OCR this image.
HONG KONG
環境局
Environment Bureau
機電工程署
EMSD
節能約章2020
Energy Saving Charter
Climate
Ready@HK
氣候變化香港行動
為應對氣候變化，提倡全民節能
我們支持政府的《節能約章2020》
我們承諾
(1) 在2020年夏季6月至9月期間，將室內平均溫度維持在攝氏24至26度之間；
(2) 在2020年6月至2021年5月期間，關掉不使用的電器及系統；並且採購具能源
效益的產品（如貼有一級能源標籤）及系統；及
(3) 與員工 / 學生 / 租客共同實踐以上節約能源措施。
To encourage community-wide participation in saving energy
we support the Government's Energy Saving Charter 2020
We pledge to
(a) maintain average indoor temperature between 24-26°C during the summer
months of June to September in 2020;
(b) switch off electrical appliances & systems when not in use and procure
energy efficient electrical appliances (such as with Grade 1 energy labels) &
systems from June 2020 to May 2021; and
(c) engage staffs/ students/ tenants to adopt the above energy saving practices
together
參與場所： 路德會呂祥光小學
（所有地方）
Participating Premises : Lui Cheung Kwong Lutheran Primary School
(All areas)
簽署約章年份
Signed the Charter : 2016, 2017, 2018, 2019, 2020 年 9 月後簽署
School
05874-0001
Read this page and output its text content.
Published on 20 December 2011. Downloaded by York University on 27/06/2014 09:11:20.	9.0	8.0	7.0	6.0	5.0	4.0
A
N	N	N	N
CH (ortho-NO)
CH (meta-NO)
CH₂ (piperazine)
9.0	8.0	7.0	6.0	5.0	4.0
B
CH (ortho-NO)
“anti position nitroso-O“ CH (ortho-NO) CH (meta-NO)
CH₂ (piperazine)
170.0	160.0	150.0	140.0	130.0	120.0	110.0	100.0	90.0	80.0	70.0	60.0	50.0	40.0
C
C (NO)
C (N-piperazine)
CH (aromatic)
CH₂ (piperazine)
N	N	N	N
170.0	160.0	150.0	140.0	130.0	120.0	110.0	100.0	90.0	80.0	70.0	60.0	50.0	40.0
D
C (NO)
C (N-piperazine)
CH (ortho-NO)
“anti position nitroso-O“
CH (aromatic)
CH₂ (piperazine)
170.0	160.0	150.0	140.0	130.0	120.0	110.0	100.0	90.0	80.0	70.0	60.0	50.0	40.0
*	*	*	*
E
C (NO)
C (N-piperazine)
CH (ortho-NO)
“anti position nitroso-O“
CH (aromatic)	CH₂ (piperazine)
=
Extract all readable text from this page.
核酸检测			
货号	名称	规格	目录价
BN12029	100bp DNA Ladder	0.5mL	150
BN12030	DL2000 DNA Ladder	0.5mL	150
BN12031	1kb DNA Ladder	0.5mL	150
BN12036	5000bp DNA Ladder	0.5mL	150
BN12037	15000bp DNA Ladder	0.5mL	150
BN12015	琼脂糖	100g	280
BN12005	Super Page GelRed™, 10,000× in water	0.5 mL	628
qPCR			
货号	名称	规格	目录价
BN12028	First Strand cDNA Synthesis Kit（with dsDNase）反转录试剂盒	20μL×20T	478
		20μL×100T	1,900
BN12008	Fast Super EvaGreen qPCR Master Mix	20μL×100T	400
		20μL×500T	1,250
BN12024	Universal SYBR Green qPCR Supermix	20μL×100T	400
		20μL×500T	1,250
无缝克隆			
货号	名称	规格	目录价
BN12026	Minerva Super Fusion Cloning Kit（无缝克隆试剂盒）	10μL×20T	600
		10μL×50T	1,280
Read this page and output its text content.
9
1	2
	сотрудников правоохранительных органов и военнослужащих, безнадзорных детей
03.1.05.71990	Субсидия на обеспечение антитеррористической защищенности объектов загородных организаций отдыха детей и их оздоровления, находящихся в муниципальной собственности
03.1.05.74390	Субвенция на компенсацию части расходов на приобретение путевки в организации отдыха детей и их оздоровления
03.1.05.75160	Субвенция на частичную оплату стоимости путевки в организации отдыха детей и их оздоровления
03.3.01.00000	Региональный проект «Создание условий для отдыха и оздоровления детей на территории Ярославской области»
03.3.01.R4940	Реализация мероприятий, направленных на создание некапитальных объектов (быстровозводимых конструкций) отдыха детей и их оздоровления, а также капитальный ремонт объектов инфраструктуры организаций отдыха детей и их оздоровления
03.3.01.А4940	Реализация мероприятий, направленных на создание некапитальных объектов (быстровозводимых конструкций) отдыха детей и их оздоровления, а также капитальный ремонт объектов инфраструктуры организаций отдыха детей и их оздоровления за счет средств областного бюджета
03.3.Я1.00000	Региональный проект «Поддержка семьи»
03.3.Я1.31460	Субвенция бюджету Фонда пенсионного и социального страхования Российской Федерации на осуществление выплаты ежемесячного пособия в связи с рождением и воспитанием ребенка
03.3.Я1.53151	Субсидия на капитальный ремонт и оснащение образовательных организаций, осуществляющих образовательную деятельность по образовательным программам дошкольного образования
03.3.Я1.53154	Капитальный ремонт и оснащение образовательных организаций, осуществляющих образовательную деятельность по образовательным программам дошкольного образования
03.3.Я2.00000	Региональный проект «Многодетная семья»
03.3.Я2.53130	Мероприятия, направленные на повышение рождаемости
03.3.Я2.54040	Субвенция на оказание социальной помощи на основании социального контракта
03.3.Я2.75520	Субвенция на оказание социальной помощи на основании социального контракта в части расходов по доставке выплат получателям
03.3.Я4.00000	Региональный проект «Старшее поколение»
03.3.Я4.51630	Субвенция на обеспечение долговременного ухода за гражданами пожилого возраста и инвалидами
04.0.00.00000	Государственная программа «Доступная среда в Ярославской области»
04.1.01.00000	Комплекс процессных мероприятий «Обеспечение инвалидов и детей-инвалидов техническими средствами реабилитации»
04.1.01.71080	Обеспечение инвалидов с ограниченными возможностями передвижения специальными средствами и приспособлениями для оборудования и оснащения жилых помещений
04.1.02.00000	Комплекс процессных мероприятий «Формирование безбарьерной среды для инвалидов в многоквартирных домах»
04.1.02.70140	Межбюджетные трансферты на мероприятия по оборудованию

Short problem.
Search the data for "ремонт" and list every line in which it occurs.

Result for this task.
03.3.01.R4940	Реализация мероприятий, направленных на создание некапитальных объектов (быстровозводимых конструкций) отдыха детей и их оздоровления, а также капитальный ремонт объектов инфраструктуры организаций отдыха детей и их оздоровления
03.3.01.А4940	Реализация мероприятий, направленных на создание некапитальных объектов (быстровозводимых конструкций) отдыха детей и их оздоровления, а также капитальный ремонт объектов инфраструктуры организаций отдыха детей и их оздоровления за счет средств областного бюджета
03.3.Я1.53151	Субсидия на капитальный ремонт и оснащение образовательных организаций, осуществляющих образовательную деятельность по образовательным программам дошкольного образования
03.3.Я1.53154	Капитальный ремонт и оснащение образовательных организаций, осуществляющих образовательную деятельность по образовательным программам дошкольного образования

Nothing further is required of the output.